• **WORK REQUIRED**
Repeat the listing in full, exactly as it stands.

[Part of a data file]
+--

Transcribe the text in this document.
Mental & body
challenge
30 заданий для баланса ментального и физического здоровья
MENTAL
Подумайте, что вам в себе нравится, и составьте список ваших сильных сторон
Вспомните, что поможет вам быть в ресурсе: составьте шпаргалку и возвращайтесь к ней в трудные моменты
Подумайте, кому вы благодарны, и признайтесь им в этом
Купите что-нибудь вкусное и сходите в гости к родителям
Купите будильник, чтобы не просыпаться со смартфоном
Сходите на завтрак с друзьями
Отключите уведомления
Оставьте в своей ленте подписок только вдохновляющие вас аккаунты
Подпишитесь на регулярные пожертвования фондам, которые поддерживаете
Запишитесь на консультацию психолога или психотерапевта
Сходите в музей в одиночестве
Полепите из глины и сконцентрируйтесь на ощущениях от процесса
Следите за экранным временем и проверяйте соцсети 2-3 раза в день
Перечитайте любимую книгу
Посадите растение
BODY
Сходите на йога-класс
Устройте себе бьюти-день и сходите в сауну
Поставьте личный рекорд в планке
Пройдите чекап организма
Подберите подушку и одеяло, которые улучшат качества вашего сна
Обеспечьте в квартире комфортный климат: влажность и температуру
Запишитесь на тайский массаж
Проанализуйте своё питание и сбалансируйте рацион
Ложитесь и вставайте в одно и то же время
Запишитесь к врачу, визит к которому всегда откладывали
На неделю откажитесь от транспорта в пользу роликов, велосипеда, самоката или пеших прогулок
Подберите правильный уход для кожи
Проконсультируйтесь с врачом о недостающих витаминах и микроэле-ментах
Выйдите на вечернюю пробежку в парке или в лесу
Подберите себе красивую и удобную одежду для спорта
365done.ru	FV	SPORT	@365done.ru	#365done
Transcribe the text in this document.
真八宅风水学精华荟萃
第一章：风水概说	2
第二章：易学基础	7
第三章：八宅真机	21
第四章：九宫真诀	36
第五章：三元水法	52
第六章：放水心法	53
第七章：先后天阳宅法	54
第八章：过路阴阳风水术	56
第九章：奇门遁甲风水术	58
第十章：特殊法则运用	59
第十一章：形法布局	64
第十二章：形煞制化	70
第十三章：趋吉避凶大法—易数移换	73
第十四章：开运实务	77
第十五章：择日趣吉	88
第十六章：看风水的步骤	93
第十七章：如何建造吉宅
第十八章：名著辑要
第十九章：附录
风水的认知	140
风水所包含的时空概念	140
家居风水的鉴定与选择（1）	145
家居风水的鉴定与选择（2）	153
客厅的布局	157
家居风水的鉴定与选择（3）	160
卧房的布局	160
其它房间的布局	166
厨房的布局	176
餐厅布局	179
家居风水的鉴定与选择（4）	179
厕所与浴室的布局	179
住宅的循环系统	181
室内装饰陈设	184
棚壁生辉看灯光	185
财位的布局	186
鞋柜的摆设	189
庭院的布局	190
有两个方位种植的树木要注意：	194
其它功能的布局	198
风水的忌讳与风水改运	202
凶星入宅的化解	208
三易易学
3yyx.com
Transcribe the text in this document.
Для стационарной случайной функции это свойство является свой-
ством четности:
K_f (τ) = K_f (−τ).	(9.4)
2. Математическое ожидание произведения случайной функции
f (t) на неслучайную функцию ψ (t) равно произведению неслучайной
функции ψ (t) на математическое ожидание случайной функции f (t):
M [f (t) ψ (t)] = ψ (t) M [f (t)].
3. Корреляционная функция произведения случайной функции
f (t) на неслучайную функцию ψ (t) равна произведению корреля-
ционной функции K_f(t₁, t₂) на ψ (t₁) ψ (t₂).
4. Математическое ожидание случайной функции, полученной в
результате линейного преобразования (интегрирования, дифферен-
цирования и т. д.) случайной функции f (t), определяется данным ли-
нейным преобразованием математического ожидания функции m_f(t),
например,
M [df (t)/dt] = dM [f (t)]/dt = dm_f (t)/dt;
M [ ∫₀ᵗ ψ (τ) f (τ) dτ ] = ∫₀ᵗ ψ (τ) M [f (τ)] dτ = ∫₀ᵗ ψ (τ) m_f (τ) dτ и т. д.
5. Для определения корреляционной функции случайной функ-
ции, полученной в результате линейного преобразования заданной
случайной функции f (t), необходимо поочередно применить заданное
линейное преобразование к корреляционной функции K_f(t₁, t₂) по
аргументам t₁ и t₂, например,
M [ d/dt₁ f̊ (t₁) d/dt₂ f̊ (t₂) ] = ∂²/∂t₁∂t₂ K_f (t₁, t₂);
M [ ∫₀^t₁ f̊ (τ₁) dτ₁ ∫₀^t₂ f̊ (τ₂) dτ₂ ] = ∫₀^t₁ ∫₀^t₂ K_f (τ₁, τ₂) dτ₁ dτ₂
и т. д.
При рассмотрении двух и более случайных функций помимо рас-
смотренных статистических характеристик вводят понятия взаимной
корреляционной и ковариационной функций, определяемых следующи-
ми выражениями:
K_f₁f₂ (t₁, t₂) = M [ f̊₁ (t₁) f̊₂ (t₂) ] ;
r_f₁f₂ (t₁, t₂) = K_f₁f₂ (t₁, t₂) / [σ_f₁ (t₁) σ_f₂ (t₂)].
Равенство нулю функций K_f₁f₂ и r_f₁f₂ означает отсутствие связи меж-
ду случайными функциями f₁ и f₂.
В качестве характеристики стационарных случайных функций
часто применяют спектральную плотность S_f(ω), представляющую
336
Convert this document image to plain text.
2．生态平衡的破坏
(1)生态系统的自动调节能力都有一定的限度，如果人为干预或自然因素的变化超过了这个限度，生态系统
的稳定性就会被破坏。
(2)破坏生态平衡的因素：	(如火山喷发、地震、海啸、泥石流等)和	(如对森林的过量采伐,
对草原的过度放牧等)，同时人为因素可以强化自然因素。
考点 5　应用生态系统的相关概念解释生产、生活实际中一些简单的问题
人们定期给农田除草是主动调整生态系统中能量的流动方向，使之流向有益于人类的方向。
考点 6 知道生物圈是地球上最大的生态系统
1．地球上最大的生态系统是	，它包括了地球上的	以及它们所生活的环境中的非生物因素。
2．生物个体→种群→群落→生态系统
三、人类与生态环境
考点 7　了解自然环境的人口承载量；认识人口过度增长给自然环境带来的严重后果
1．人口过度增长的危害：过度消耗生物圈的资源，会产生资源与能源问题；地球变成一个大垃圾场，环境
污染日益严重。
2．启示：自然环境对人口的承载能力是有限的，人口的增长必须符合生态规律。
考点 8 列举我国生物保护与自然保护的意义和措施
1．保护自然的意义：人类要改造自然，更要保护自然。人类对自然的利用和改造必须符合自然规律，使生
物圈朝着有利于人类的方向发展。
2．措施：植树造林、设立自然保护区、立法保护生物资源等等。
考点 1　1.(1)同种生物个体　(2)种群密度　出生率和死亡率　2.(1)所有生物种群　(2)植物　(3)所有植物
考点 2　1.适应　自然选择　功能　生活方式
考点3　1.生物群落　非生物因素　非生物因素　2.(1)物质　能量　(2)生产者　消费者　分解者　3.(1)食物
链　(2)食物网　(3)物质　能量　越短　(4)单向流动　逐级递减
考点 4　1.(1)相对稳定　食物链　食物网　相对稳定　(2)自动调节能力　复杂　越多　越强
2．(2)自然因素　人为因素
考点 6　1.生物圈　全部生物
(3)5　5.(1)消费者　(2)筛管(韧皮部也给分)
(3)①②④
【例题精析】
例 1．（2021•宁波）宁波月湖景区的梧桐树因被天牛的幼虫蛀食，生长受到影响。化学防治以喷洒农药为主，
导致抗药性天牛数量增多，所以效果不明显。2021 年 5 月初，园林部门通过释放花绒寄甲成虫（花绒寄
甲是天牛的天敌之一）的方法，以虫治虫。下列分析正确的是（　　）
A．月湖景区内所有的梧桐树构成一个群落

+--

• **EXERCISE RESPONSE**
Transcribe the text in this document.
Mental & body
challenge
30 заданий для баланса ментального и физического здоровья
MENTAL
Подумайте, что вам в себе нравится, и составьте список ваших сильных сторон
Вспомните, что поможет вам быть в ресурсе: составьте шпаргалку и возвращайтесь к ней в трудные моменты
Подумайте, кому вы благодарны, и признайтесь им в этом
Купите что-нибудь вкусное и сходите в гости к родителям
Купите будильник, чтобы не просыпаться со смартфоном
Сходите на завтрак с друзьями
Отключите уведомления
Оставьте в своей ленте подписок только вдохновляющие вас аккаунты
Подпишитесь на регулярные пожертвования фондам, которые поддерживаете
Запишитесь на консультацию психолога или психотерапевта
Сходите в музей в одиночестве
Полепите из глины и сконцентрируйтесь на ощущениях от процесса
Следите за экранным временем и проверяйте соцсети 2-3 раза в день
Перечитайте любимую книгу
Посадите растение
BODY
Сходите на йога-класс
Устройте себе бьюти-день и сходите в сауну
Поставьте личный рекорд в планке
Пройдите чекап организма
Подберите подушку и одеяло, которые улучшат качества вашего сна
Обеспечьте в квартире комфортный климат: влажность и температуру
Запишитесь на тайский массаж
Проанализуйте своё питание и сбалансируйте рацион
Ложитесь и вставайте в одно и то же время
Запишитесь к врачу, визит к которому всегда откладывали
На неделю откажитесь от транспорта в пользу роликов, велосипеда, самоката или пеших прогулок
Подберите правильный уход для кожи
Проконсультируйтесь с врачом о недостающих витаминах и микроэле-ментах
Выйдите на вечернюю пробежку в парке или в лесу
Подберите себе красивую и удобную одежду для спорта
365done.ru	FV	SPORT	@365done.ru	#365done
Transcribe the text in this document.
真八宅风水学精华荟萃
第一章：风水概说	2
第二章：易学基础	7
第三章：八宅真机	21
第四章：九宫真诀	36
第五章：三元水法	52
第六章：放水心法	53
第七章：先后天阳宅法	54
第八章：过路阴阳风水术	56
第九章：奇门遁甲风水术	58
第十章：特殊法则运用	59
第十一章：形法布局	64
第十二章：形煞制化	70
第十三章：趋吉避凶大法—易数移换	73
第十四章：开运实务	77
第十五章：择日趣吉	88
第十六章：看风水的步骤	93
第十七章：如何建造吉宅
第十八章：名著辑要
第十九章：附录
风水的认知	140
风水所包含的时空概念	140
家居风水的鉴定与选择（1）	145
家居风水的鉴定与选择（2）	153
客厅的布局	157
家居风水的鉴定与选择（3）	160
卧房的布局	160
其它房间的布局	166
厨房的布局	176
餐厅布局	179
家居风水的鉴定与选择（4）	179
厕所与浴室的布局	179
住宅的循环系统	181
室内装饰陈设	184
棚壁生辉看灯光	185
财位的布局	186
鞋柜的摆设	189
庭院的布局	190
有两个方位种植的树木要注意：	194
其它功能的布局	198
风水的忌讳与风水改运	202
凶星入宅的化解	208
三易易学
3yyx.com
Transcribe the text in this document.
Для стационарной случайной функции это свойство является свой-
ством четности:
K_f (τ) = K_f (−τ).	(9.4)
2. Математическое ожидание произведения случайной функции
f (t) на неслучайную функцию ψ (t) равно произведению неслучайной
функции ψ (t) на математическое ожидание случайной функции f (t):
M [f (t) ψ (t)] = ψ (t) M [f (t)].
3. Корреляционная функция произведения случайной функции
f (t) на неслучайную функцию ψ (t) равна произведению корреля-
ционной функции K_f(t₁, t₂) на ψ (t₁) ψ (t₂).
4. Математическое ожидание случайной функции, полученной в
результате линейного преобразования (интегрирования, дифферен-
цирования и т. д.) случайной функции f (t), определяется данным ли-
нейным преобразованием математического ожидания функции m_f(t),
например,
M [df (t)/dt] = dM [f (t)]/dt = dm_f (t)/dt;
M [ ∫₀ᵗ ψ (τ) f (τ) dτ ] = ∫₀ᵗ ψ (τ) M [f (τ)] dτ = ∫₀ᵗ ψ (τ) m_f (τ) dτ и т. д.
5. Для определения корреляционной функции случайной функ-
ции, полученной в результате линейного преобразования заданной
случайной функции f (t), необходимо поочередно применить заданное
линейное преобразование к корреляционной функции K_f(t₁, t₂) по
аргументам t₁ и t₂, например,
M [ d/dt₁ f̊ (t₁) d/dt₂ f̊ (t₂) ] = ∂²/∂t₁∂t₂ K_f (t₁, t₂);
M [ ∫₀^t₁ f̊ (τ₁) dτ₁ ∫₀^t₂ f̊ (τ₂) dτ₂ ] = ∫₀^t₁ ∫₀^t₂ K_f (τ₁, τ₂) dτ₁ dτ₂
и т. д.
При рассмотрении двух и более случайных функций помимо рас-
смотренных статистических характеристик вводят понятия взаимной
корреляционной и ковариационной функций, определяемых следующи-
ми выражениями:
K_f₁f₂ (t₁, t₂) = M [ f̊₁ (t₁) f̊₂ (t₂) ] ;
r_f₁f₂ (t₁, t₂) = K_f₁f₂ (t₁, t₂) / [σ_f₁ (t₁) σ_f₂ (t₂)].
Равенство нулю функций K_f₁f₂ и r_f₁f₂ означает отсутствие связи меж-
ду случайными функциями f₁ и f₂.
В качестве характеристики стационарных случайных функций
часто применяют спектральную плотность S_f(ω), представляющую
336
Convert this document image to plain text.
2．生态平衡的破坏
(1)生态系统的自动调节能力都有一定的限度，如果人为干预或自然因素的变化超过了这个限度，生态系统
的稳定性就会被破坏。
(2)破坏生态平衡的因素：	(如火山喷发、地震、海啸、泥石流等)和	(如对森林的过量采伐,
对草原的过度放牧等)，同时人为因素可以强化自然因素。
考点 5　应用生态系统的相关概念解释生产、生活实际中一些简单的问题
人们定期给农田除草是主动调整生态系统中能量的流动方向，使之流向有益于人类的方向。
考点 6 知道生物圈是地球上最大的生态系统
1．地球上最大的生态系统是	，它包括了地球上的	以及它们所生活的环境中的非生物因素。
2．生物个体→种群→群落→生态系统
三、人类与生态环境
考点 7　了解自然环境的人口承载量；认识人口过度增长给自然环境带来的严重后果
1．人口过度增长的危害：过度消耗生物圈的资源，会产生资源与能源问题；地球变成一个大垃圾场，环境
污染日益严重。
2．启示：自然环境对人口的承载能力是有限的，人口的增长必须符合生态规律。
考点 8 列举我国生物保护与自然保护的意义和措施
1．保护自然的意义：人类要改造自然，更要保护自然。人类对自然的利用和改造必须符合自然规律，使生
物圈朝着有利于人类的方向发展。
2．措施：植树造林、设立自然保护区、立法保护生物资源等等。
考点 1　1.(1)同种生物个体　(2)种群密度　出生率和死亡率　2.(1)所有生物种群　(2)植物　(3)所有植物
考点 2　1.适应　自然选择　功能　生活方式
考点3　1.生物群落　非生物因素　非生物因素　2.(1)物质　能量　(2)生产者　消费者　分解者　3.(1)食物
链　(2)食物网　(3)物质　能量　越短　(4)单向流动　逐级递减
考点 4　1.(1)相对稳定　食物链　食物网　相对稳定　(2)自动调节能力　复杂　越多　越强
2．(2)自然因素　人为因素
考点 6　1.生物圈　全部生物
(3)5　5.(1)消费者　(2)筛管(韧皮部也给分)
(3)①②④
【例题精析】
例 1．（2021•宁波）宁波月湖景区的梧桐树因被天牛的幼虫蛀食，生长受到影响。化学防治以喷洒农药为主，
导致抗药性天牛数量增多，所以效果不明显。2021 年 5 月初，园林部门通过释放花绒寄甲成虫（花绒寄
甲是天牛的天敌之一）的方法，以虫治虫。下列分析正确的是（　　）
A．月湖景区内所有的梧桐树构成一个群落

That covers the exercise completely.